(Dataset rows)
══════════════════════════════
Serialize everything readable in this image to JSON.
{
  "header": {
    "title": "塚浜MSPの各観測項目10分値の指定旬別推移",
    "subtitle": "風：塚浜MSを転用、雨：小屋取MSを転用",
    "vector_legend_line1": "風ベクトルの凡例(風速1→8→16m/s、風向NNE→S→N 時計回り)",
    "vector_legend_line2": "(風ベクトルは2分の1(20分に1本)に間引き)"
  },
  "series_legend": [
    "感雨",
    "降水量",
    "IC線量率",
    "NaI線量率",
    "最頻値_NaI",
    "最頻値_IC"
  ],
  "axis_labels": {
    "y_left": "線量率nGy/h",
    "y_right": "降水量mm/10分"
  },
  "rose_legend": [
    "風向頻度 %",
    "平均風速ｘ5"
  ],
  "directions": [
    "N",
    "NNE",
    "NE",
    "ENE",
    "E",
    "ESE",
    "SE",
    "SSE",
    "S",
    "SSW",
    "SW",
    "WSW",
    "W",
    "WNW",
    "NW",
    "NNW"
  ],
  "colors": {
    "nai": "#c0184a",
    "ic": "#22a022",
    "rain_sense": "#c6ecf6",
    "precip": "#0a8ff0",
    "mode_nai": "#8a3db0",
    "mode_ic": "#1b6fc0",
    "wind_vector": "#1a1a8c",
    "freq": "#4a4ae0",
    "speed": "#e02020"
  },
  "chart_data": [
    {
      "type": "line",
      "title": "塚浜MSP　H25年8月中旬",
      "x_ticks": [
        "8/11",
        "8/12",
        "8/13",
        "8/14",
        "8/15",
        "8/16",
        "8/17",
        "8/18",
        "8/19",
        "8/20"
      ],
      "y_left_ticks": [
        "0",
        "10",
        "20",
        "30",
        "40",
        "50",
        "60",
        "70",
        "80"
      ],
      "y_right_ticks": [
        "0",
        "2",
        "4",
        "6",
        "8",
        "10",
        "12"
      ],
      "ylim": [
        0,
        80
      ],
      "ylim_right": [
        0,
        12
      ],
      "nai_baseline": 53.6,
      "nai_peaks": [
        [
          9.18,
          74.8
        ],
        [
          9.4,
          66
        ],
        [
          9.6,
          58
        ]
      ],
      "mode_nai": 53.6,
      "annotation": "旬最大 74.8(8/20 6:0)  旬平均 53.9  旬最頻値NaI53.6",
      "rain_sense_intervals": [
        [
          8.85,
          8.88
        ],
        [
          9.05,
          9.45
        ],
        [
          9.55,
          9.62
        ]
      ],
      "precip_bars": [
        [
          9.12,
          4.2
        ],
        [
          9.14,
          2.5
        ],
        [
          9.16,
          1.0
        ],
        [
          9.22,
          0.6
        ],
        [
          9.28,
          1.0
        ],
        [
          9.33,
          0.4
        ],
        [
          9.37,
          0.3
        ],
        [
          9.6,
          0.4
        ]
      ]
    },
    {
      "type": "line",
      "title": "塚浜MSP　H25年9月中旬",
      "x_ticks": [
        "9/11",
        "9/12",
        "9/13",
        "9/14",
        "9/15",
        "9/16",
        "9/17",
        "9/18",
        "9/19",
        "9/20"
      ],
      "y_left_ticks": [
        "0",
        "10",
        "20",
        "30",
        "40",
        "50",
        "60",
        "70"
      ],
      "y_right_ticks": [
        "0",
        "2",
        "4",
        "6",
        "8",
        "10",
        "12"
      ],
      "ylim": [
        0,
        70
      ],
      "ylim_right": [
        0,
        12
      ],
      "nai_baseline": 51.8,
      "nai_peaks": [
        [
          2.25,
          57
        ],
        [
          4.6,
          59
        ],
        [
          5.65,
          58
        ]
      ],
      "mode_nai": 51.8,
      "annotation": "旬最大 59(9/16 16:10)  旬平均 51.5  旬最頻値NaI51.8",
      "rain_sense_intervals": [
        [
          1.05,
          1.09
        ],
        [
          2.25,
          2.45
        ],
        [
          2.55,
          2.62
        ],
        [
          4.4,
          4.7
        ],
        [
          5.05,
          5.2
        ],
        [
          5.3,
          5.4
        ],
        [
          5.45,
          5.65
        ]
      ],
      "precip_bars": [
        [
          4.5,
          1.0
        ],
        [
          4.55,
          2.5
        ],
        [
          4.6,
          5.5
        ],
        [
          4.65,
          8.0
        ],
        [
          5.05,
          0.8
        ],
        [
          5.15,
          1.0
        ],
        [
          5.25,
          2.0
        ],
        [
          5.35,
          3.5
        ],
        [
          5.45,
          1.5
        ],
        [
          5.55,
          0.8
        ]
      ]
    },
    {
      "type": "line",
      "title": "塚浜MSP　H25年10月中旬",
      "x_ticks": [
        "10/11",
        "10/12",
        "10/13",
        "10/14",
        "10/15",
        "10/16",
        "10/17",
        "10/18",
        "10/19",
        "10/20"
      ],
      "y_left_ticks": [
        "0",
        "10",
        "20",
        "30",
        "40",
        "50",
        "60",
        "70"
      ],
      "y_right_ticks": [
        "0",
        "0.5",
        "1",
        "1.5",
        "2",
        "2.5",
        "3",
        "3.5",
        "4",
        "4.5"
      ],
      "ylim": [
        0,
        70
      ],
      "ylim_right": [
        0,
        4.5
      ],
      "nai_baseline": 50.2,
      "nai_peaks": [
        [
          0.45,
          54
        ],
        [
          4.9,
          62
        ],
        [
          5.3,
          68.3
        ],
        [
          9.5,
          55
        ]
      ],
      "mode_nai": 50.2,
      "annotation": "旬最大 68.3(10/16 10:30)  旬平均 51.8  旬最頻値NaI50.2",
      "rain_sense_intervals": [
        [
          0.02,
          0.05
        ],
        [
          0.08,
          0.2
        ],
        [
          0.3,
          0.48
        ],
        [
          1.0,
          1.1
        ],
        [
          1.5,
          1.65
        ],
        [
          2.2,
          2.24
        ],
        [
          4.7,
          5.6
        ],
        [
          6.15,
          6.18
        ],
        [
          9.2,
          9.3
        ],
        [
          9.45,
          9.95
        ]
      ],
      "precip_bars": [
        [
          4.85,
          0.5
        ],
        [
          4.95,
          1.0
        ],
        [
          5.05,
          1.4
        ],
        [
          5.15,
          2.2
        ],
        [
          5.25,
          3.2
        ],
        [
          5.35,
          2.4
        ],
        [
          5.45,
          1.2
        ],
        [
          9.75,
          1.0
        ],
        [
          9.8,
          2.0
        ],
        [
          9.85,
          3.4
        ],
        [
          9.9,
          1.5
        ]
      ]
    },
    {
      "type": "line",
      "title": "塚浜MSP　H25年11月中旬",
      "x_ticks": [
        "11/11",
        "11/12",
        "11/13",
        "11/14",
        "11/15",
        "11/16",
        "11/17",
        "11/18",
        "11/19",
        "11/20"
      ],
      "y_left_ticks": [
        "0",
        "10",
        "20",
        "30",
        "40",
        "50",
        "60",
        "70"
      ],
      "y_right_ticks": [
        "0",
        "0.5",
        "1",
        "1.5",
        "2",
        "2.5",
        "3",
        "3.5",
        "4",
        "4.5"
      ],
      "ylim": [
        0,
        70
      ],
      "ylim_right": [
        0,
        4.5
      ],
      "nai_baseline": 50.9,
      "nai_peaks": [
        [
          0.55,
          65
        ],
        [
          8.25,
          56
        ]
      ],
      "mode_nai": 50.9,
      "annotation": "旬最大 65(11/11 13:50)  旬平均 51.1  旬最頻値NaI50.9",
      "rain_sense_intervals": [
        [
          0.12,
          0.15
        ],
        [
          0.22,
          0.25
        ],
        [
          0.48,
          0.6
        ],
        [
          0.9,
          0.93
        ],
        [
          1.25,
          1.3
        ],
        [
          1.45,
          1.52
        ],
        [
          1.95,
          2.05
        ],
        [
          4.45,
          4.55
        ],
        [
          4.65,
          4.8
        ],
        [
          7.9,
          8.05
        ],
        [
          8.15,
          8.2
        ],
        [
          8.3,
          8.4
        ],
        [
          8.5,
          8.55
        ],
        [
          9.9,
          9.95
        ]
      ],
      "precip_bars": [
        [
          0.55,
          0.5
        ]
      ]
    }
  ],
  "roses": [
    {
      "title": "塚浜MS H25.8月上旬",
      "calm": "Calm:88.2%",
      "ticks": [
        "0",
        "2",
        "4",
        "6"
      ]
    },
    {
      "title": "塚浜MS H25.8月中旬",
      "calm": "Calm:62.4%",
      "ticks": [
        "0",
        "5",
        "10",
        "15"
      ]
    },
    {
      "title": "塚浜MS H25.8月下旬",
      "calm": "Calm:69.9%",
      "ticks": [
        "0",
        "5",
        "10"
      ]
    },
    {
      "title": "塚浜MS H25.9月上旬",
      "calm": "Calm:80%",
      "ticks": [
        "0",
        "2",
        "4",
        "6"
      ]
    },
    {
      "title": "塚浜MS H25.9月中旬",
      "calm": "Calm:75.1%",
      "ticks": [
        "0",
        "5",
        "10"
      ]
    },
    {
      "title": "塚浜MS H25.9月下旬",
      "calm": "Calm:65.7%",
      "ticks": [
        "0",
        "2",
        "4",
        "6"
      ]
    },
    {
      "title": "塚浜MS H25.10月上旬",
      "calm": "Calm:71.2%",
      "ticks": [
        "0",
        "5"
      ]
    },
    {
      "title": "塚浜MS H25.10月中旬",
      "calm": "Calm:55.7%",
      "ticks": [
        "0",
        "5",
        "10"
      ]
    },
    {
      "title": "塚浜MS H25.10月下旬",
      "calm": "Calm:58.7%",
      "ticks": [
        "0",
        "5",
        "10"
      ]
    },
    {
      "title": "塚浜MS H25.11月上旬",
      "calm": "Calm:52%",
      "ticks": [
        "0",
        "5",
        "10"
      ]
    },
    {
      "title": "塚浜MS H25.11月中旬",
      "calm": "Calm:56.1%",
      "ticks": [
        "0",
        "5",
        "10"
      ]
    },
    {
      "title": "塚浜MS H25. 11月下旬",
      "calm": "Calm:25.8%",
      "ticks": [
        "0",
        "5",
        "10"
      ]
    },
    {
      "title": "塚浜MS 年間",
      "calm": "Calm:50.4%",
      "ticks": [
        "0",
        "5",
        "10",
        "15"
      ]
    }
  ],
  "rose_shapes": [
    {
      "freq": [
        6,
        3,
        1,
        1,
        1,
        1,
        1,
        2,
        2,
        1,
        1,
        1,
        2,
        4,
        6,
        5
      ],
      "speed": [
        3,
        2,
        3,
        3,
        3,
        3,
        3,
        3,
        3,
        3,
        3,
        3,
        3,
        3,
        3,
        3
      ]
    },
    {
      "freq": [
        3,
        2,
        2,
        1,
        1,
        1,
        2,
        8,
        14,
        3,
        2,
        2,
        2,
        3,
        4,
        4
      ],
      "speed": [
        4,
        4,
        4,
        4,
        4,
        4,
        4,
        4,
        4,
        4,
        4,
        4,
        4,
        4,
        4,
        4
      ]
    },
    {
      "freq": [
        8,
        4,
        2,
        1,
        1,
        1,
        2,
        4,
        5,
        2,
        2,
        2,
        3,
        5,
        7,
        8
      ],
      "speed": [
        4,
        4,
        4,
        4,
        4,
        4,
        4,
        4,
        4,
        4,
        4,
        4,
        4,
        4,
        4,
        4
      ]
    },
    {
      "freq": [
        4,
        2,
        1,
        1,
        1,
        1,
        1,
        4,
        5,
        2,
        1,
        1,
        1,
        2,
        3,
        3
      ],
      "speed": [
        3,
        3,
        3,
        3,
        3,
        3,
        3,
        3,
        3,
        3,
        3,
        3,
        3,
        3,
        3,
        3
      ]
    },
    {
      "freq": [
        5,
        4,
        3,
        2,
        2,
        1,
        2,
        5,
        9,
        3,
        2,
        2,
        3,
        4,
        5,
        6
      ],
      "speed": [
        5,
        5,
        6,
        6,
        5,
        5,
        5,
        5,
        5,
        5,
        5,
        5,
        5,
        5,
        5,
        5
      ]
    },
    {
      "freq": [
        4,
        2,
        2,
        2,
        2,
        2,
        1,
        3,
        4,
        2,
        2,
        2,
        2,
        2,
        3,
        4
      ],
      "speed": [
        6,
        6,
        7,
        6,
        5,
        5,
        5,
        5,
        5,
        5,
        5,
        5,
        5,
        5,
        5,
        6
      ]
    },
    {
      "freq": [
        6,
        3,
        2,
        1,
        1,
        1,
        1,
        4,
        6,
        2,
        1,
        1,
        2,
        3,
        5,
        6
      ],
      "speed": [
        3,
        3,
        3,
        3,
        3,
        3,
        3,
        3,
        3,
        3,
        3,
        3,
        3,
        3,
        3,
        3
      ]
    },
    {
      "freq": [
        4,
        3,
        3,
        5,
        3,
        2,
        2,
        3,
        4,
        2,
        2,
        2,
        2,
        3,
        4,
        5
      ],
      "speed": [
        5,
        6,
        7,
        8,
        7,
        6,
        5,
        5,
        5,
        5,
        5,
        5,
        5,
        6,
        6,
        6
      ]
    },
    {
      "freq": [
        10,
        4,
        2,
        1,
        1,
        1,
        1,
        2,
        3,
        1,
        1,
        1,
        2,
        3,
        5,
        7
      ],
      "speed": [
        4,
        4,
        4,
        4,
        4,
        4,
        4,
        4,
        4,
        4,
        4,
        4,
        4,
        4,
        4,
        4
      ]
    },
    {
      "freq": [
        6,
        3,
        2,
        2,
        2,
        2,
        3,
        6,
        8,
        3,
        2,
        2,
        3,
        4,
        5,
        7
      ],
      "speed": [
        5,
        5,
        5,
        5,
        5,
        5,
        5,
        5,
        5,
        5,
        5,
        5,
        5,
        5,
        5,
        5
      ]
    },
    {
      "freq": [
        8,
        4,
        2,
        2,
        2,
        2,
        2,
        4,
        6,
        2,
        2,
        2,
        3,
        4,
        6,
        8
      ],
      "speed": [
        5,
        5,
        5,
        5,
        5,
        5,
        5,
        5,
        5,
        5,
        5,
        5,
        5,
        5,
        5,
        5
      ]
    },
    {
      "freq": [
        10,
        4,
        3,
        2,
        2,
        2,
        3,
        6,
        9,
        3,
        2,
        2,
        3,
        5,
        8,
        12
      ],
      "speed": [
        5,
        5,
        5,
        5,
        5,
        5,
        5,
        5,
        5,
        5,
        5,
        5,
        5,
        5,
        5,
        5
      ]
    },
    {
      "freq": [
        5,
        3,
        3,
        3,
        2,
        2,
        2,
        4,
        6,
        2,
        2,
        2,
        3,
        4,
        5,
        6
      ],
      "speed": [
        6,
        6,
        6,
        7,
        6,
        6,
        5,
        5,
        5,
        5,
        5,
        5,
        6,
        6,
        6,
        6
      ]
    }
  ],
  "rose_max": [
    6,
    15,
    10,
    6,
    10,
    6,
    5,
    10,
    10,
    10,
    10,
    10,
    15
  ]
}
══════════════════════════════
Task prompt: The lines to collect are those holding the string "annotation"; copy them all.

Output below:
      "annotation": "旬最大 74.8(8/20 6:0)  旬平均 53.9  旬最頻値NaI53.6",
      "annotation": "旬最大 59(9/16 16:10)  旬平均 51.5  旬最頻値NaI51.8",
      "annotation": "旬最大 68.3(10/16 10:30)  旬平均 51.8  旬最頻値NaI50.2",
      "annotation": "旬最大 65(11/11 13:50)  旬平均 51.1  旬最頻値NaI50.9",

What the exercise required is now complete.